» REQUEST
Below is a block of records: output all of them exactly and leave out the pictures.

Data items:
+ + + + + + +

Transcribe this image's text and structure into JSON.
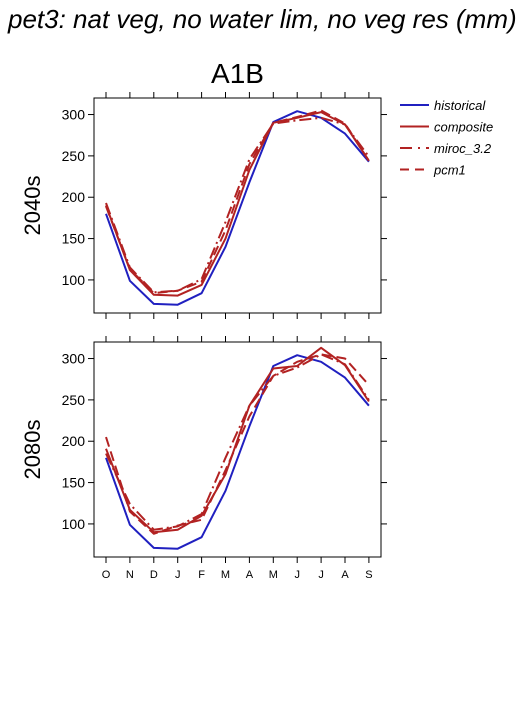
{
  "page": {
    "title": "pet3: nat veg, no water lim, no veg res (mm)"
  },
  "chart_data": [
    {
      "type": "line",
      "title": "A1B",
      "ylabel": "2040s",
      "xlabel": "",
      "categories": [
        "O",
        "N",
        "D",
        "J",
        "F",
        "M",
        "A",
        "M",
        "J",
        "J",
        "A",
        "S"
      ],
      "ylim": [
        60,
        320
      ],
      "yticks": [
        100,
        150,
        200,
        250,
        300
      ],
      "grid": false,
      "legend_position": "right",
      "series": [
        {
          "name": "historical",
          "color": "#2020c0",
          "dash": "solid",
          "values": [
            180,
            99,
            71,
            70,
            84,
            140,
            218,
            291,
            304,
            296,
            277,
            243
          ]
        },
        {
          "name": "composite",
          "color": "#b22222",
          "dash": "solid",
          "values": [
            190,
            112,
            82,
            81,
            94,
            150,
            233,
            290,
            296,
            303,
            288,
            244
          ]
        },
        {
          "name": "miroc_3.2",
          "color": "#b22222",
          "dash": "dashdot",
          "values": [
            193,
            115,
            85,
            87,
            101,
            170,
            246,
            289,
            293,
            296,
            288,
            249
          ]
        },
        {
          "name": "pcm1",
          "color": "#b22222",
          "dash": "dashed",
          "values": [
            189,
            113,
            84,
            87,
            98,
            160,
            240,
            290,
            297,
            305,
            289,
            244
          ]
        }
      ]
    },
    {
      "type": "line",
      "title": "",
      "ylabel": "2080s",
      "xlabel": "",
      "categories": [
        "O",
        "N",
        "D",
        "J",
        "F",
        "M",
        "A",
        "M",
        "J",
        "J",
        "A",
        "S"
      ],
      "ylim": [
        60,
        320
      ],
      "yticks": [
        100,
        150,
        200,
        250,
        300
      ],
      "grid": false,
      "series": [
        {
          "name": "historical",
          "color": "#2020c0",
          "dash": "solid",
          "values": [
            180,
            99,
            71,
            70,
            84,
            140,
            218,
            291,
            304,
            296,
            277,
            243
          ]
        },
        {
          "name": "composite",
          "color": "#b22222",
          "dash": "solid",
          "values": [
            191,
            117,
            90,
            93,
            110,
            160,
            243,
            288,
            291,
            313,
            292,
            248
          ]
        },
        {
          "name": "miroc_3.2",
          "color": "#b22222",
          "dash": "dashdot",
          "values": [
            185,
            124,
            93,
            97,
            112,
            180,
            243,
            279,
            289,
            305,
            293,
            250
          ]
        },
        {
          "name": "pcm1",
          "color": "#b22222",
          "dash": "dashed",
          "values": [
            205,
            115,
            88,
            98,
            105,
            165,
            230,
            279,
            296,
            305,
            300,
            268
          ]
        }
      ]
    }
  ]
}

+ + + + + + +

» SOLUTION TO THIS PROBLEM
Transcribe this image's text and structure into JSON.
{
  "page": {
    "title": "pet3: nat veg, no water lim, no veg res (mm)"
  },
  "chart_data": [
    {
      "type": "line",
      "title": "A1B",
      "ylabel": "2040s",
      "xlabel": "",
      "categories": [
        "O",
        "N",
        "D",
        "J",
        "F",
        "M",
        "A",
        "M",
        "J",
        "J",
        "A",
        "S"
      ],
      "ylim": [
        60,
        320
      ],
      "yticks": [
        100,
        150,
        200,
        250,
        300
      ],
      "grid": false,
      "legend_position": "right",
      "series": [
        {
          "name": "historical",
          "color": "#2020c0",
          "dash": "solid",
          "values": [
            180,
            99,
            71,
            70,
            84,
            140,
            218,
            291,
            304,
            296,
            277,
            243
          ]
        },
        {
          "name": "composite",
          "color": "#b22222",
          "dash": "solid",
          "values": [
            190,
            112,
            82,
            81,
            94,
            150,
            233,
            290,
            296,
            303,
            288,
            244
          ]
        },
        {
          "name": "miroc_3.2",
          "color": "#b22222",
          "dash": "dashdot",
          "values": [
            193,
            115,
            85,
            87,
            101,
            170,
            246,
            289,
            293,
            296,
            288,
            249
          ]
        },
        {
          "name": "pcm1",
          "color": "#b22222",
          "dash": "dashed",
          "values": [
            189,
            113,
            84,
            87,
            98,
            160,
            240,
            290,
            297,
            305,
            289,
            244
          ]
        }
      ]
    },
    {
      "type": "line",
      "title": "",
      "ylabel": "2080s",
      "xlabel": "",
      "categories": [
        "O",
        "N",
        "D",
        "J",
        "F",
        "M",
        "A",
        "M",
        "J",
        "J",
        "A",
        "S"
      ],
      "ylim": [
        60,
        320
      ],
      "yticks": [
        100,
        150,
        200,
        250,
        300
      ],
      "grid": false,
      "series": [
        {
          "name": "historical",
          "color": "#2020c0",
          "dash": "solid",
          "values": [
            180,
            99,
            71,
            70,
            84,
            140,
            218,
            291,
            304,
            296,
            277,
            243
          ]
        },
        {
          "name": "composite",
          "color": "#b22222",
          "dash": "solid",
          "values": [
            191,
            117,
            90,
            93,
            110,
            160,
            243,
            288,
            291,
            313,
            292,
            248
          ]
        },
        {
          "name": "miroc_3.2",
          "color": "#b22222",
          "dash": "dashdot",
          "values": [
            185,
            124,
            93,
            97,
            112,
            180,
            243,
            279,
            289,
            305,
            293,
            250
          ]
        },
        {
          "name": "pcm1",
          "color": "#b22222",
          "dash": "dashed",
          "values": [
            205,
            115,
            88,
            98,
            105,
            165,
            230,
            279,
            296,
            305,
            300,
            268
          ]
        }
      ]
    }
  ]
}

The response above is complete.